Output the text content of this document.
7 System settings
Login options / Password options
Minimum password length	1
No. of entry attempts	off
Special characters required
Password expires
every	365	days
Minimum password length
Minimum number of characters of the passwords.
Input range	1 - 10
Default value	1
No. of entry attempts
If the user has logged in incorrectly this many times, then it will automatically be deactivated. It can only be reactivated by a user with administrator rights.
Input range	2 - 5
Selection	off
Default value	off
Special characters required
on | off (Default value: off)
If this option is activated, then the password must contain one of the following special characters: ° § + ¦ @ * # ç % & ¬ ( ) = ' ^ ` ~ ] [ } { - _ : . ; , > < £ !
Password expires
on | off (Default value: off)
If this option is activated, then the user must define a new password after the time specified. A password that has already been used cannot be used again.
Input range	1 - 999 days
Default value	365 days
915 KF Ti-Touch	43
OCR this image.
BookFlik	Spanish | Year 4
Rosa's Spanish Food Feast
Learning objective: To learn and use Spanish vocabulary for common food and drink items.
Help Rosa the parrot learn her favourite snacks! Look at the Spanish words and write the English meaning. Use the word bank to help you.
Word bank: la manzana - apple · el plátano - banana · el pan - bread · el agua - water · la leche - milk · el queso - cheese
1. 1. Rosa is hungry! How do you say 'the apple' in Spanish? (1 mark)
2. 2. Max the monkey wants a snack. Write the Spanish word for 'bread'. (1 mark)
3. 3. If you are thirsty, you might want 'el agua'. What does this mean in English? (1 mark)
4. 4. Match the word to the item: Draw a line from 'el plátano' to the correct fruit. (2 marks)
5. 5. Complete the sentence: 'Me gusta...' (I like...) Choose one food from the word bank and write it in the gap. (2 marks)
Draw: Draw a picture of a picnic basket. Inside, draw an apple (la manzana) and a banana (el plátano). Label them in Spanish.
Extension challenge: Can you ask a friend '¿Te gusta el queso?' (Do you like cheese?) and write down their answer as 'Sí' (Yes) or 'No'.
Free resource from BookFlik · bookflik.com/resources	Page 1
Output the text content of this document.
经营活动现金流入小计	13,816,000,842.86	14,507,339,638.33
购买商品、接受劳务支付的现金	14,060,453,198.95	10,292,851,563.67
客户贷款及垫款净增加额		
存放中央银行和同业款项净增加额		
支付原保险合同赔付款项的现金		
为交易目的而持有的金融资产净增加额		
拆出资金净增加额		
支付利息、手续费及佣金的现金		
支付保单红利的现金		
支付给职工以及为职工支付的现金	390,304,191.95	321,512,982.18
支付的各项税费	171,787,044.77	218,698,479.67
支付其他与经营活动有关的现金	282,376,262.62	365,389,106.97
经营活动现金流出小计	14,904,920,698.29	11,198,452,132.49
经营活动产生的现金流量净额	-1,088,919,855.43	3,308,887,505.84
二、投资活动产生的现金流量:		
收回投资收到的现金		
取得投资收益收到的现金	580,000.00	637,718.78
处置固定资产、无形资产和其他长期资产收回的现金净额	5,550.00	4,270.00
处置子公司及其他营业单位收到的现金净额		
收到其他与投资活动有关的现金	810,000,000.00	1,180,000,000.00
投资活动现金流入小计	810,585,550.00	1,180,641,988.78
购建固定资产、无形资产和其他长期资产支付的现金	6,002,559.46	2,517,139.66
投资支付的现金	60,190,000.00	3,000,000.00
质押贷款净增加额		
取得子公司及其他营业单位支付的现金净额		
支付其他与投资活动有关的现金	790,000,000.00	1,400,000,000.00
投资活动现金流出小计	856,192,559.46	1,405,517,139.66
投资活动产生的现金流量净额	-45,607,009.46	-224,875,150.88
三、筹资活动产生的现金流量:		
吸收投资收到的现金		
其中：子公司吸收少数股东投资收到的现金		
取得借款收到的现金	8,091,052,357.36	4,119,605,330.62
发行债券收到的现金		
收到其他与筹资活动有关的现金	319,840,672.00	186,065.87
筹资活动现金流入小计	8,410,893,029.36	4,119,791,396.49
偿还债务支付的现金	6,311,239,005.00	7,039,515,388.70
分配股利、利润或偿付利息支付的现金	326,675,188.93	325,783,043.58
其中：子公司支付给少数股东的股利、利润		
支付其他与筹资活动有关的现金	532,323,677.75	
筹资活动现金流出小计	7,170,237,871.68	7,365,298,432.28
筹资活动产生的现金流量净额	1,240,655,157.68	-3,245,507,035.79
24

◆ Stated goal
Write out the entries above once more, without altering anything.

◆ Solution to this problem
Output the text content of this document.
7 System settings
Login options / Password options
Minimum password length	1
No. of entry attempts	off
Special characters required
Password expires
every	365	days
Minimum password length
Minimum number of characters of the passwords.
Input range	1 - 10
Default value	1
No. of entry attempts
If the user has logged in incorrectly this many times, then it will automatically be deactivated. It can only be reactivated by a user with administrator rights.
Input range	2 - 5
Selection	off
Default value	off
Special characters required
on | off (Default value: off)
If this option is activated, then the password must contain one of the following special characters: ° § + ¦ @ * # ç % & ¬ ( ) = ' ^ ` ~ ] [ } { - _ : . ; , > < £ !
Password expires
on | off (Default value: off)
If this option is activated, then the user must define a new password after the time specified. A password that has already been used cannot be used again.
Input range	1 - 999 days
Default value	365 days
915 KF Ti-Touch	43
OCR this image.
BookFlik	Spanish | Year 4
Rosa's Spanish Food Feast
Learning objective: To learn and use Spanish vocabulary for common food and drink items.
Help Rosa the parrot learn her favourite snacks! Look at the Spanish words and write the English meaning. Use the word bank to help you.
Word bank: la manzana - apple · el plátano - banana · el pan - bread · el agua - water · la leche - milk · el queso - cheese
1. 1. Rosa is hungry! How do you say 'the apple' in Spanish? (1 mark)
2. 2. Max the monkey wants a snack. Write the Spanish word for 'bread'. (1 mark)
3. 3. If you are thirsty, you might want 'el agua'. What does this mean in English? (1 mark)
4. 4. Match the word to the item: Draw a line from 'el plátano' to the correct fruit. (2 marks)
5. 5. Complete the sentence: 'Me gusta...' (I like...) Choose one food from the word bank and write it in the gap. (2 marks)
Draw: Draw a picture of a picnic basket. Inside, draw an apple (la manzana) and a banana (el plátano). Label them in Spanish.
Extension challenge: Can you ask a friend '¿Te gusta el queso?' (Do you like cheese?) and write down their answer as 'Sí' (Yes) or 'No'.
Free resource from BookFlik · bookflik.com/resources	Page 1
Output the text content of this document.
经营活动现金流入小计	13,816,000,842.86	14,507,339,638.33
购买商品、接受劳务支付的现金	14,060,453,198.95	10,292,851,563.67
客户贷款及垫款净增加额		
存放中央银行和同业款项净增加额		
支付原保险合同赔付款项的现金		
为交易目的而持有的金融资产净增加额		
拆出资金净增加额		
支付利息、手续费及佣金的现金		
支付保单红利的现金		
支付给职工以及为职工支付的现金	390,304,191.95	321,512,982.18
支付的各项税费	171,787,044.77	218,698,479.67
支付其他与经营活动有关的现金	282,376,262.62	365,389,106.97
经营活动现金流出小计	14,904,920,698.29	11,198,452,132.49
经营活动产生的现金流量净额	-1,088,919,855.43	3,308,887,505.84
二、投资活动产生的现金流量:		
收回投资收到的现金		
取得投资收益收到的现金	580,000.00	637,718.78
处置固定资产、无形资产和其他长期资产收回的现金净额	5,550.00	4,270.00
处置子公司及其他营业单位收到的现金净额		
收到其他与投资活动有关的现金	810,000,000.00	1,180,000,000.00
投资活动现金流入小计	810,585,550.00	1,180,641,988.78
购建固定资产、无形资产和其他长期资产支付的现金	6,002,559.46	2,517,139.66
投资支付的现金	60,190,000.00	3,000,000.00
质押贷款净增加额		
取得子公司及其他营业单位支付的现金净额		
支付其他与投资活动有关的现金	790,000,000.00	1,400,000,000.00
投资活动现金流出小计	856,192,559.46	1,405,517,139.66
投资活动产生的现金流量净额	-45,607,009.46	-224,875,150.88
三、筹资活动产生的现金流量:		
吸收投资收到的现金		
其中：子公司吸收少数股东投资收到的现金		
取得借款收到的现金	8,091,052,357.36	4,119,605,330.62
发行债券收到的现金		
收到其他与筹资活动有关的现金	319,840,672.00	186,065.87
筹资活动现金流入小计	8,410,893,029.36	4,119,791,396.49
偿还债务支付的现金	6,311,239,005.00	7,039,515,388.70
分配股利、利润或偿付利息支付的现金	326,675,188.93	325,783,043.58
其中：子公司支付给少数股东的股利、利润		
支付其他与筹资活动有关的现金	532,323,677.75	
筹资活动现金流出小计	7,170,237,871.68	7,365,298,432.28
筹资活动产生的现金流量净额	1,240,655,157.68	-3,245,507,035.79
24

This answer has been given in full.